RECORDS PROVIDED ▸
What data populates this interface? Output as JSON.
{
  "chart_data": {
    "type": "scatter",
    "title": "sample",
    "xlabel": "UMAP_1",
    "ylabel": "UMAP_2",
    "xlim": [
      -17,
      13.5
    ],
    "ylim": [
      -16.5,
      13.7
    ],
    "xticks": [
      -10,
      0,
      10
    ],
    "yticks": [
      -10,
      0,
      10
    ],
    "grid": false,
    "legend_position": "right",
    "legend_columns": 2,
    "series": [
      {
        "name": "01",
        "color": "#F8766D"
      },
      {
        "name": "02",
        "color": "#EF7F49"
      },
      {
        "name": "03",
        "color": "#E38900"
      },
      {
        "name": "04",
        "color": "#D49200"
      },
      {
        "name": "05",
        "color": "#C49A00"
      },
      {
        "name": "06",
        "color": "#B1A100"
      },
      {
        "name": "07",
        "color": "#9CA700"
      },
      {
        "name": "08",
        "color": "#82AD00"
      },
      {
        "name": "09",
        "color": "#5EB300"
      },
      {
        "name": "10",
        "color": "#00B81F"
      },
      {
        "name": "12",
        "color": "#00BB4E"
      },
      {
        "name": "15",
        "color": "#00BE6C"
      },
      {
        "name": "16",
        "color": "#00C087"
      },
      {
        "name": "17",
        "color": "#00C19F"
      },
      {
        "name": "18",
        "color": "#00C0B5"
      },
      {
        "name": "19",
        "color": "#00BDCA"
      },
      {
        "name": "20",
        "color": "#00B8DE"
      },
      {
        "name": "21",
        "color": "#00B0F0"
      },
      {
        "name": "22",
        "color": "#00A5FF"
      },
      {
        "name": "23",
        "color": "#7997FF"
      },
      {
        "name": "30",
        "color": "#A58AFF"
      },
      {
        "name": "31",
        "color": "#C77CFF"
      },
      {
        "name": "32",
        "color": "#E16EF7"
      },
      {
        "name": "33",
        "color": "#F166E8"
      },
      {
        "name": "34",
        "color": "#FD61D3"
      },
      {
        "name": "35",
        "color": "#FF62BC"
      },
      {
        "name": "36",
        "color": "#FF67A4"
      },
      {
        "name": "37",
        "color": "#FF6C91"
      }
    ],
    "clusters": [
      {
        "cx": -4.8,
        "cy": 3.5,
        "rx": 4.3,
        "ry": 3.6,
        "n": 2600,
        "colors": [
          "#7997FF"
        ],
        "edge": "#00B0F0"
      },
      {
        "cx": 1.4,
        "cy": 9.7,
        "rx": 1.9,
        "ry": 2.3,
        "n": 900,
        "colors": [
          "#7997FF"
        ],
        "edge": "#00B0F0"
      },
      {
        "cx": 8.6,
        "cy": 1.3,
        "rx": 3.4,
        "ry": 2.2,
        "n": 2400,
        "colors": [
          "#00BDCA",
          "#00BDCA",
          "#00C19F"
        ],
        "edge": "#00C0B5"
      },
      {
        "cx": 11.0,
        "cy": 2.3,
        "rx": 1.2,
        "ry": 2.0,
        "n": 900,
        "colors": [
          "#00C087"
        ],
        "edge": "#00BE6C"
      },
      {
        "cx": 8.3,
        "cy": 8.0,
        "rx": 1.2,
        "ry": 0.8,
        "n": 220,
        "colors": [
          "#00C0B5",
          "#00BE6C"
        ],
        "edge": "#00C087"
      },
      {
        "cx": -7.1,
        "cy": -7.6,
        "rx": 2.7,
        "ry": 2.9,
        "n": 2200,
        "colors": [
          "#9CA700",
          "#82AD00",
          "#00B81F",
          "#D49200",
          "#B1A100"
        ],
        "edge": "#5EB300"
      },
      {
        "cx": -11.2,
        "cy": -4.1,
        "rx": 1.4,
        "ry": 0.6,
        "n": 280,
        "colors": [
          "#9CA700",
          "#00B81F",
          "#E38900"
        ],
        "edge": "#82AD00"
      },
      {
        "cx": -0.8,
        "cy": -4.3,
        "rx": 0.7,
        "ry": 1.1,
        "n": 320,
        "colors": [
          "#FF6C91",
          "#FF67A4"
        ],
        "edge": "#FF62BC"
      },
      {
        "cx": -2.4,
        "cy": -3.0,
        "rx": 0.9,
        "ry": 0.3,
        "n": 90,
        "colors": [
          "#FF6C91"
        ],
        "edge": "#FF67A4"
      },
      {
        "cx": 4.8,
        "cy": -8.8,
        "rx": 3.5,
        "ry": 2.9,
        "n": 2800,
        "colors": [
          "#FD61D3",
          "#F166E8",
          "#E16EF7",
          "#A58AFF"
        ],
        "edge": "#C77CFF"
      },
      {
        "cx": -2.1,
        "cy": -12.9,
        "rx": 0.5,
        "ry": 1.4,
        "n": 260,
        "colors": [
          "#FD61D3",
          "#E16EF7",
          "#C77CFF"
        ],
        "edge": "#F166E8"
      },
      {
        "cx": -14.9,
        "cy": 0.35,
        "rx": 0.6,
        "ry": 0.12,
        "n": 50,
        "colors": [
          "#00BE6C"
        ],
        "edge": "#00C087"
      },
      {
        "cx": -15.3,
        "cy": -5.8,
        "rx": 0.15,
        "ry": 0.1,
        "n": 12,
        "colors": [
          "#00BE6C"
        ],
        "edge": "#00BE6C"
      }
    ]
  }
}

EXERCISE INSTRUCTIONS ▸ Could you quote the material above in full, exactly as it stands?

WRITTEN RESPONSE ▸
What data populates this interface? Output as JSON.
{
  "chart_data": {
    "type": "scatter",
    "title": "sample",
    "xlabel": "UMAP_1",
    "ylabel": "UMAP_2",
    "xlim": [
      -17,
      13.5
    ],
    "ylim": [
      -16.5,
      13.7
    ],
    "xticks": [
      -10,
      0,
      10
    ],
    "yticks": [
      -10,
      0,
      10
    ],
    "grid": false,
    "legend_position": "right",
    "legend_columns": 2,
    "series": [
      {
        "name": "01",
        "color": "#F8766D"
      },
      {
        "name": "02",
        "color": "#EF7F49"
      },
      {
        "name": "03",
        "color": "#E38900"
      },
      {
        "name": "04",
        "color": "#D49200"
      },
      {
        "name": "05",
        "color": "#C49A00"
      },
      {
        "name": "06",
        "color": "#B1A100"
      },
      {
        "name": "07",
        "color": "#9CA700"
      },
      {
        "name": "08",
        "color": "#82AD00"
      },
      {
        "name": "09",
        "color": "#5EB300"
      },
      {
        "name": "10",
        "color": "#00B81F"
      },
      {
        "name": "12",
        "color": "#00BB4E"
      },
      {
        "name": "15",
        "color": "#00BE6C"
      },
      {
        "name": "16",
        "color": "#00C087"
      },
      {
        "name": "17",
        "color": "#00C19F"
      },
      {
        "name": "18",
        "color": "#00C0B5"
      },
      {
        "name": "19",
        "color": "#00BDCA"
      },
      {
        "name": "20",
        "color": "#00B8DE"
      },
      {
        "name": "21",
        "color": "#00B0F0"
      },
      {
        "name": "22",
        "color": "#00A5FF"
      },
      {
        "name": "23",
        "color": "#7997FF"
      },
      {
        "name": "30",
        "color": "#A58AFF"
      },
      {
        "name": "31",
        "color": "#C77CFF"
      },
      {
        "name": "32",
        "color": "#E16EF7"
      },
      {
        "name": "33",
        "color": "#F166E8"
      },
      {
        "name": "34",
        "color": "#FD61D3"
      },
      {
        "name": "35",
        "color": "#FF62BC"
      },
      {
        "name": "36",
        "color": "#FF67A4"
      },
      {
        "name": "37",
        "color": "#FF6C91"
      }
    ],
    "clusters": [
      {
        "cx": -4.8,
        "cy": 3.5,
        "rx": 4.3,
        "ry": 3.6,
        "n": 2600,
        "colors": [
          "#7997FF"
        ],
        "edge": "#00B0F0"
      },
      {
        "cx": 1.4,
        "cy": 9.7,
        "rx": 1.9,
        "ry": 2.3,
        "n": 900,
        "colors": [
          "#7997FF"
        ],
        "edge": "#00B0F0"
      },
      {
        "cx": 8.6,
        "cy": 1.3,
        "rx": 3.4,
        "ry": 2.2,
        "n": 2400,
        "colors": [
          "#00BDCA",
          "#00BDCA",
          "#00C19F"
        ],
        "edge": "#00C0B5"
      },
      {
        "cx": 11.0,
        "cy": 2.3,
        "rx": 1.2,
        "ry": 2.0,
        "n": 900,
        "colors": [
          "#00C087"
        ],
        "edge": "#00BE6C"
      },
      {
        "cx": 8.3,
        "cy": 8.0,
        "rx": 1.2,
        "ry": 0.8,
        "n": 220,
        "colors": [
          "#00C0B5",
          "#00BE6C"
        ],
        "edge": "#00C087"
      },
      {
        "cx": -7.1,
        "cy": -7.6,
        "rx": 2.7,
        "ry": 2.9,
        "n": 2200,
        "colors": [
          "#9CA700",
          "#82AD00",
          "#00B81F",
          "#D49200",
          "#B1A100"
        ],
        "edge": "#5EB300"
      },
      {
        "cx": -11.2,
        "cy": -4.1,
        "rx": 1.4,
        "ry": 0.6,
        "n": 280,
        "colors": [
          "#9CA700",
          "#00B81F",
          "#E38900"
        ],
        "edge": "#82AD00"
      },
      {
        "cx": -0.8,
        "cy": -4.3,
        "rx": 0.7,
        "ry": 1.1,
        "n": 320,
        "colors": [
          "#FF6C91",
          "#FF67A4"
        ],
        "edge": "#FF62BC"
      },
      {
        "cx": -2.4,
        "cy": -3.0,
        "rx": 0.9,
        "ry": 0.3,
        "n": 90,
        "colors": [
          "#FF6C91"
        ],
        "edge": "#FF67A4"
      },
      {
        "cx": 4.8,
        "cy": -8.8,
        "rx": 3.5,
        "ry": 2.9,
        "n": 2800,
        "colors": [
          "#FD61D3",
          "#F166E8",
          "#E16EF7",
          "#A58AFF"
        ],
        "edge": "#C77CFF"
      },
      {
        "cx": -2.1,
        "cy": -12.9,
        "rx": 0.5,
        "ry": 1.4,
        "n": 260,
        "colors": [
          "#FD61D3",
          "#E16EF7",
          "#C77CFF"
        ],
        "edge": "#F166E8"
      },
      {
        "cx": -14.9,
        "cy": 0.35,
        "rx": 0.6,
        "ry": 0.12,
        "n": 50,
        "colors": [
          "#00BE6C"
        ],
        "edge": "#00C087"
      },
      {
        "cx": -15.3,
        "cy": -5.8,
        "rx": 0.15,
        "ry": 0.1,
        "n": 12,
        "colors": [
          "#00BE6C"
        ],
        "edge": "#00BE6C"
      }
    ]
  }
}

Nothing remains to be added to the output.